▶ [Data items]

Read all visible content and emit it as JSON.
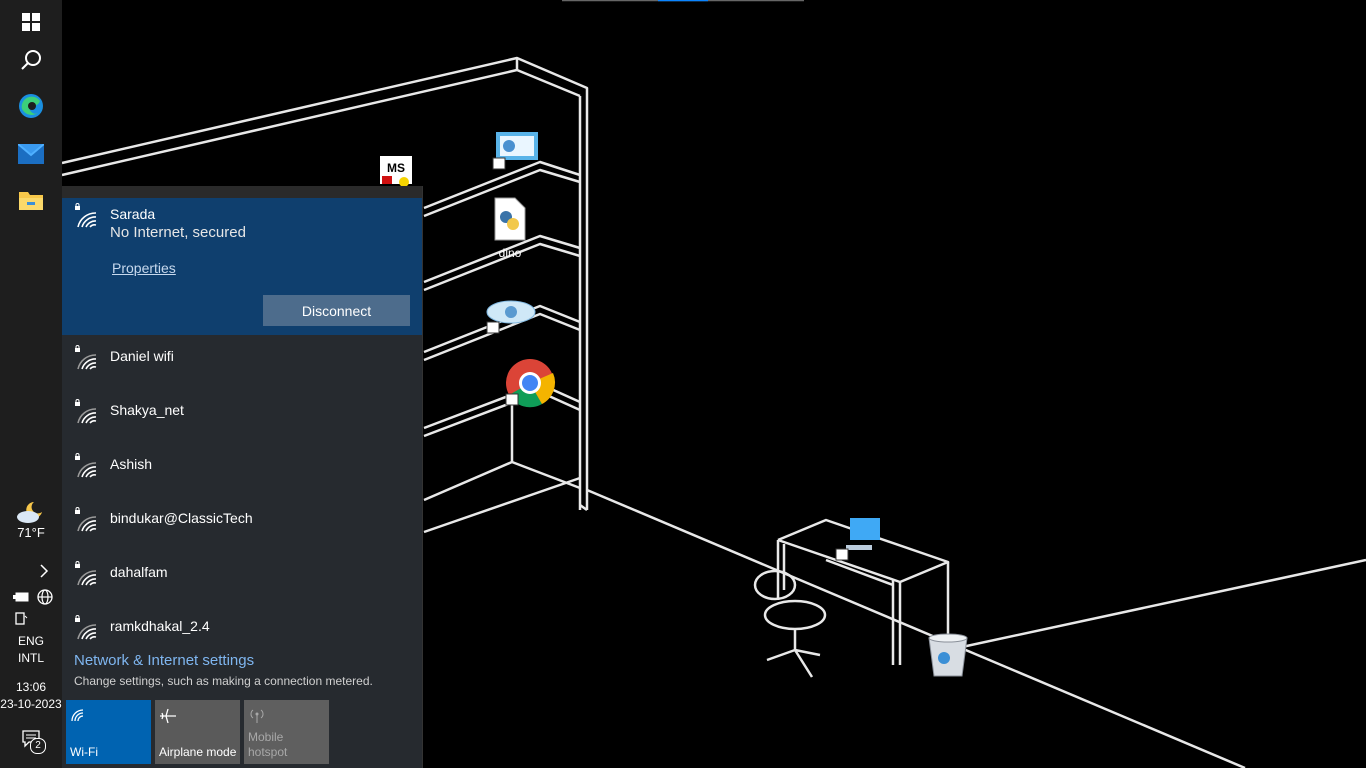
{
  "taskbar": {
    "buttons": [
      "start",
      "search",
      "edge",
      "mail",
      "file-explorer"
    ],
    "weather": {
      "temp": "71°F"
    },
    "language": {
      "line1": "ENG",
      "line2": "INTL"
    },
    "clock": {
      "time": "13:06",
      "date": "23-10-2023"
    },
    "notifications_count": "2"
  },
  "desktop": {
    "icons": [
      {
        "name": "ms-app-shortcut",
        "label": ""
      },
      {
        "name": "control-panel-shortcut",
        "label": ""
      },
      {
        "name": "python-file",
        "label": "dino"
      },
      {
        "name": "eye-app-shortcut",
        "label": ""
      },
      {
        "name": "chrome-shortcut",
        "label": ""
      },
      {
        "name": "this-pc-shortcut",
        "label": ""
      },
      {
        "name": "recycle-bin",
        "label": ""
      }
    ]
  },
  "network_flyout": {
    "connected": {
      "name": "Sarada",
      "status": "No Internet, secured",
      "properties_label": "Properties",
      "disconnect_label": "Disconnect"
    },
    "networks": [
      "Daniel wifi",
      "Shakya_net",
      "Ashish",
      "bindukar@ClassicTech",
      "dahalfam",
      "ramkdhakal_2.4"
    ],
    "settings_link": "Network & Internet settings",
    "settings_desc": "Change settings, such as making a connection metered.",
    "tiles": {
      "wifi": "Wi-Fi",
      "airplane": "Airplane mode",
      "hotspot_line1": "Mobile",
      "hotspot_line2": "hotspot"
    }
  },
  "colors": {
    "accent": "#0063b1",
    "connected_bg": "#0f3f6e",
    "flyout_bg": "#262a2f",
    "taskbar_bg": "#1e1e1e"
  }
}
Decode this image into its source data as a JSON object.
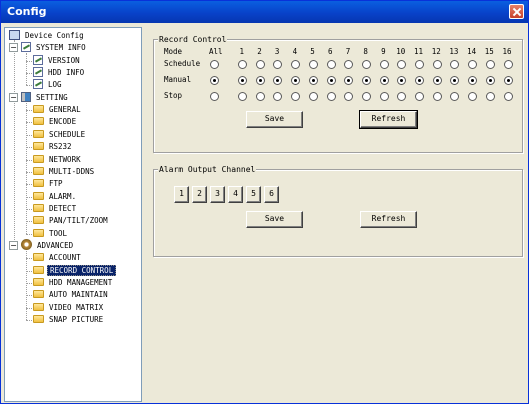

▶ [Your instructions]
Go over the data above and copy every line that has the word "name" in it.

▶ [Written response]
        "name": "ms-app-shortcut",
        "name": "control-panel-shortcut",
        "name": "python-file",
        "name": "eye-app-shortcut",
        "name": "chrome-shortcut",
        "name": "this-pc-shortcut",
        "name": "recycle-bin",
      "name": "Sarada",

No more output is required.